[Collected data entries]
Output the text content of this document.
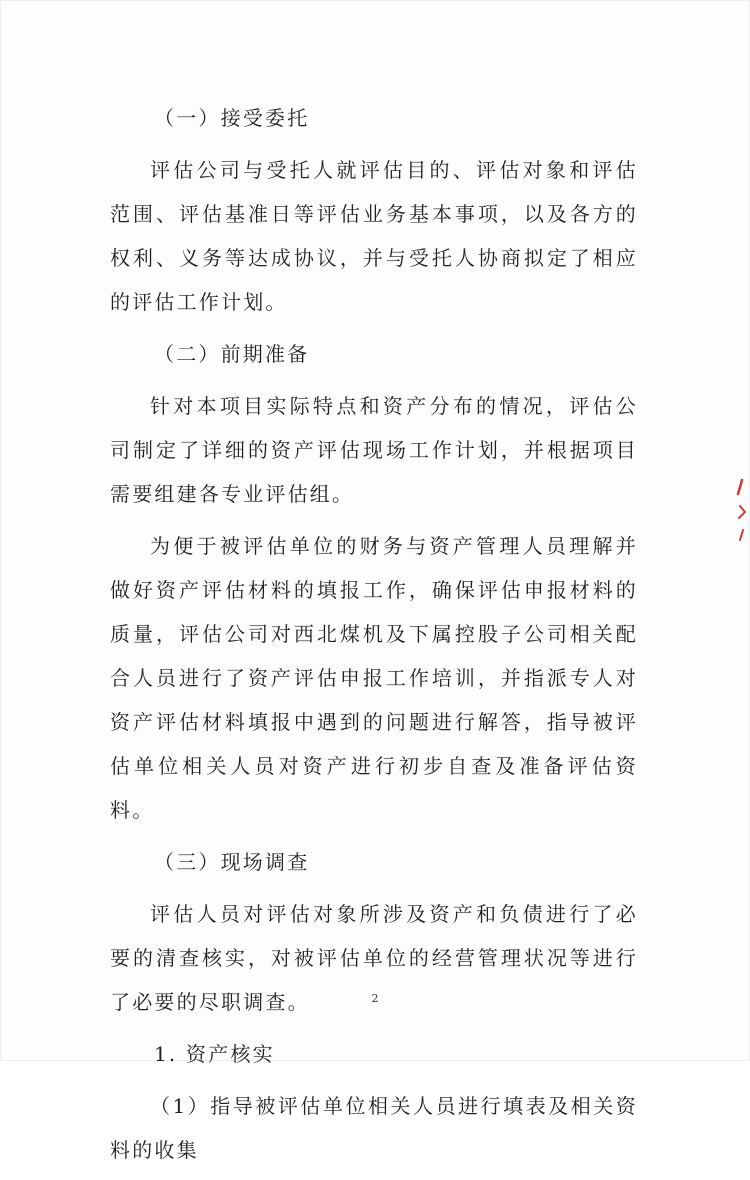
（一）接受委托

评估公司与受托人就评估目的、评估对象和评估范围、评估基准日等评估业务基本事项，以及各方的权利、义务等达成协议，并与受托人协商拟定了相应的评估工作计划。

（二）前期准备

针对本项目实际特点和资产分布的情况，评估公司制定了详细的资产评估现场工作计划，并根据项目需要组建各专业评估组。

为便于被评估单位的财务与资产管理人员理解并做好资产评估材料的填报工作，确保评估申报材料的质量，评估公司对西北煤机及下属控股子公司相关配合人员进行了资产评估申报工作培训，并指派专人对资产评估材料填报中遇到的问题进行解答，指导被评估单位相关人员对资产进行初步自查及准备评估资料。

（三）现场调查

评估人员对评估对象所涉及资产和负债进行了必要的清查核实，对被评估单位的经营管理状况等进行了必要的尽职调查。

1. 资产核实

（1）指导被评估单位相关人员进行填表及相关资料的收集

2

*WHAT IS ASKED:* The pictures in the entries should be left out; output everything else exactly.

*RESULT OF THIS TASK:*
Output the text content of this document.
（一）接受委托

评估公司与受托人就评估目的、评估对象和评估范围、评估基准日等评估业务基本事项，以及各方的权利、义务等达成协议，并与受托人协商拟定了相应的评估工作计划。

（二）前期准备

针对本项目实际特点和资产分布的情况，评估公司制定了详细的资产评估现场工作计划，并根据项目需要组建各专业评估组。

为便于被评估单位的财务与资产管理人员理解并做好资产评估材料的填报工作，确保评估申报材料的质量，评估公司对西北煤机及下属控股子公司相关配合人员进行了资产评估申报工作培训，并指派专人对资产评估材料填报中遇到的问题进行解答，指导被评估单位相关人员对资产进行初步自查及准备评估资料。

（三）现场调查

评估人员对评估对象所涉及资产和负债进行了必要的清查核实，对被评估单位的经营管理状况等进行了必要的尽职调查。

1. 资产核实

（1）指导被评估单位相关人员进行填表及相关资料的收集

2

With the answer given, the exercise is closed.